What to produce: Identify all lines in the data containing the string "diretamente". Copy them out.
***
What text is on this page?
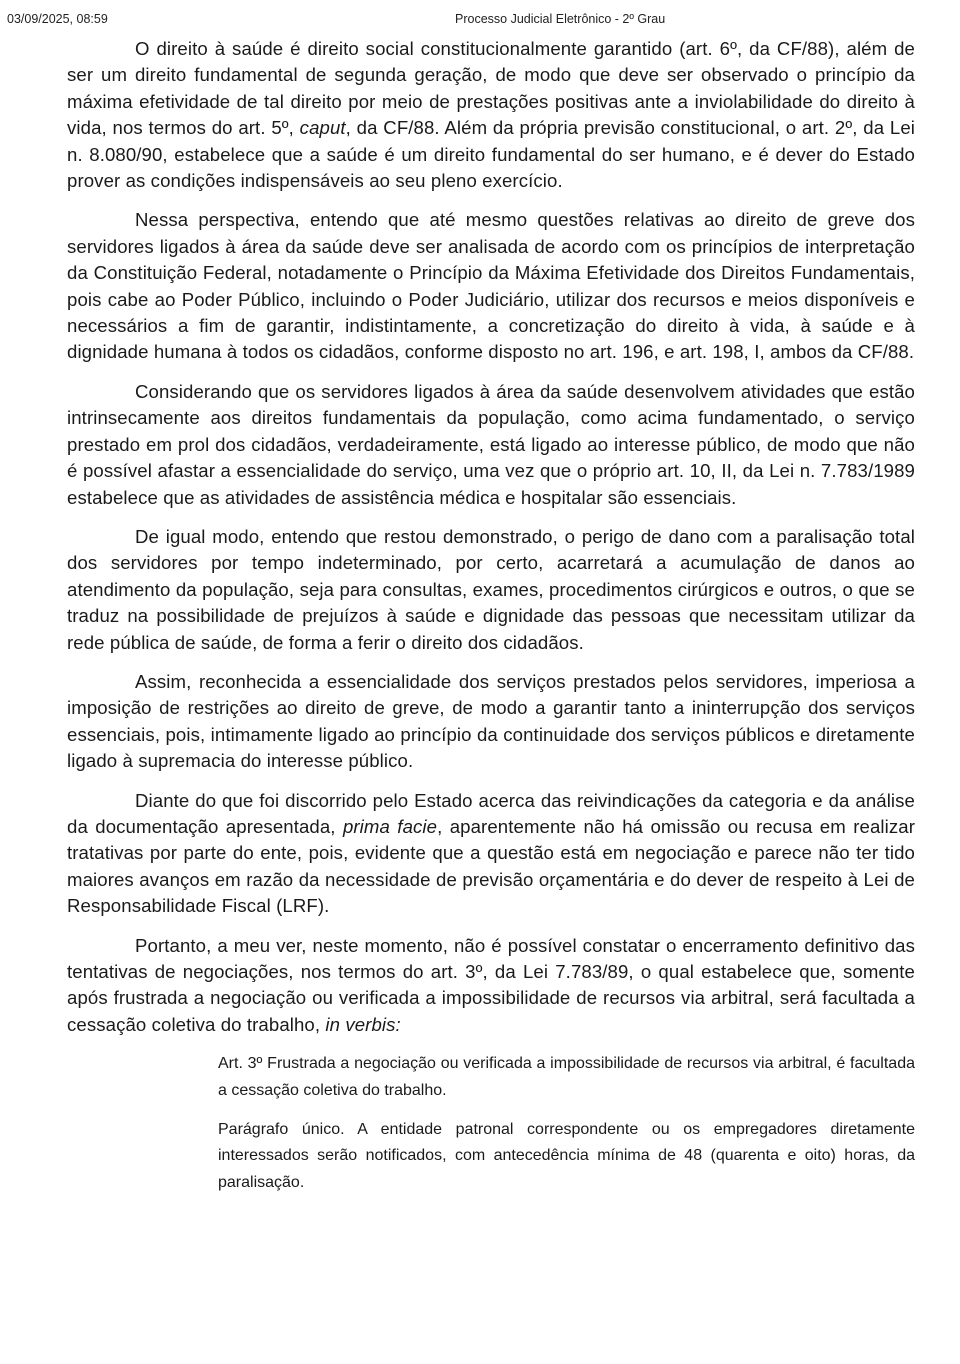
03/09/2025, 08:59	Processo Judicial Eletrônico - 2º Grau

O direito à saúde é direito social constitucionalmente garantido (art. 6º, da CF/88), além de ser um direito fundamental de segunda geração, de modo que deve ser observado o princípio da máxima efetividade de tal direito por meio de prestações positivas ante a inviolabilidade do direito à vida, nos termos do art. 5º, caput, da CF/88. Além da própria previsão constitucional, o art. 2º, da Lei n. 8.080/90, estabelece que a saúde é um direito fundamental do ser humano, e é dever do Estado prover as condições indispensáveis ao seu pleno exercício.

Nessa perspectiva, entendo que até mesmo questões relativas ao direito de greve dos servidores ligados à área da saúde deve ser analisada de acordo com os princípios de interpretação da Constituição Federal, notadamente o Princípio da Máxima Efetividade dos Direitos Fundamentais, pois cabe ao Poder Público, incluindo o Poder Judiciário, utilizar dos recursos e meios disponíveis e necessários a fim de garantir, indistintamente, a concretização do direito à vida, à saúde e à dignidade humana à todos os cidadãos, conforme disposto no art. 196, e art. 198, I, ambos da CF/88.

Considerando que os servidores ligados à área da saúde desenvolvem atividades que estão intrinsecamente aos direitos fundamentais da população, como acima fundamentado, o serviço prestado em prol dos cidadãos, verdadeiramente, está ligado ao interesse público, de modo que não é possível afastar a essencialidade do serviço, uma vez que o próprio art. 10, II, da Lei n. 7.783/1989 estabelece que as atividades de assistência médica e hospitalar são essenciais.

De igual modo, entendo que restou demonstrado, o perigo de dano com a paralisação total dos servidores por tempo indeterminado, por certo, acarretará a acumulação de danos ao atendimento da população, seja para consultas, exames, procedimentos cirúrgicos e outros, o que se traduz na possibilidade de prejuízos à saúde e dignidade das pessoas que necessitam utilizar da rede pública de saúde, de forma a ferir o direito dos cidadãos.

Assim, reconhecida a essencialidade dos serviços prestados pelos servidores, imperiosa a imposição de restrições ao direito de greve, de modo a garantir tanto a ininterrupção dos serviços essenciais, pois, intimamente ligado ao princípio da continuidade dos serviços públicos e diretamente ligado à supremacia do interesse público.

Diante do que foi discorrido pelo Estado acerca das reivindicações da categoria e da análise da documentação apresentada, prima facie, aparentemente não há omissão ou recusa em realizar tratativas por parte do ente, pois, evidente que a questão está em negociação e parece não ter tido maiores avanços em razão da necessidade de previsão orçamentária e do dever de respeito à Lei de Responsabilidade Fiscal (LRF).

Portanto, a meu ver, neste momento, não é possível constatar o encerramento definitivo das tentativas de negociações, nos termos do art. 3º, da Lei 7.783/89, o qual estabelece que, somente após frustrada a negociação ou verificada a impossibilidade de recursos via arbitral, será facultada a cessação coletiva do trabalho, in verbis:

Art. 3º Frustrada a negociação ou verificada a impossibilidade de recursos via arbitral, é facultada a cessação coletiva do trabalho.

Parágrafo único. A entidade patronal correspondente ou os empregadores diretamente interessados serão notificados, com antecedência mínima de 48 (quarenta e oito) horas, da paralisação.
***
Task output:
Assim, reconhecida a essencialidade dos serviços prestados pelos servidores, imperiosa a imposição de restrições ao direito de greve, de modo a garantir tanto a ininterrupção dos serviços essenciais, pois, intimamente ligado ao princípio da continuidade dos serviços públicos e diretamente ligado à supremacia do interesse público.
Parágrafo único. A entidade patronal correspondente ou os empregadores diretamente interessados serão notificados, com antecedência mínima de 48 (quarenta e oito) horas, da paralisação.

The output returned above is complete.